◆ **What to work on**
Gather every line in the records below that contains the word "органом".

Records
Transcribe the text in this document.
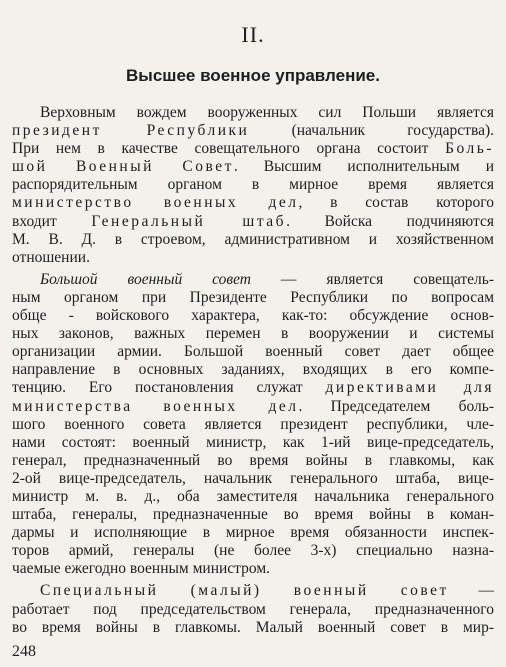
II.
Высшее военное управление.
Верховным вождем вооруженных сил Польши является
президент Республики (начальник государства).
При нем в качестве совещательного органа состоит Боль-
шой Военный Совет. Высшим исполнительным и
распорядительным органом в мирное время является
министерство военных дел, в состав которого
входит Генеральный штаб. Войска подчиняются
М. В. Д. в строевом, административном и хозяйственном
отношении.
Большой военный совет — является совещатель-
ным органом при Президенте Республики по вопросам
обще - войскового характера, как-то: обсуждение основ-
ных законов, важных перемен в вооружении и системы
организации армии. Большой военный совет дает общее
направление в основных заданиях, входящих в его компе-
тенцию. Его постановления служат директивами для
министерства военных дел. Председателем боль-
шого военного совета является президент республики, чле-
нами состоят: военный министр, как 1-ий вице-председатель,
генерал, предназначенный во время войны в главкомы, как
2-ой вице-председатель, начальник генерального штаба, вице-
министр м. в. д., оба заместителя начальника генерального
штаба, генералы, предназначенные во время войны в коман-
дармы и исполняющие в мирное время обязанности инспек-
торов армий, генералы (не более 3-х) специально назна-
чаемые ежегодно военным министром.
Специальный (малый) военный совет —
работает под председательством генерала, предназначенного
во время войны в главкомы. Малый военный совет в мир-
248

◆ **Expected answer**
распорядительным органом в мирное время является
ным органом при Президенте Республики по вопросам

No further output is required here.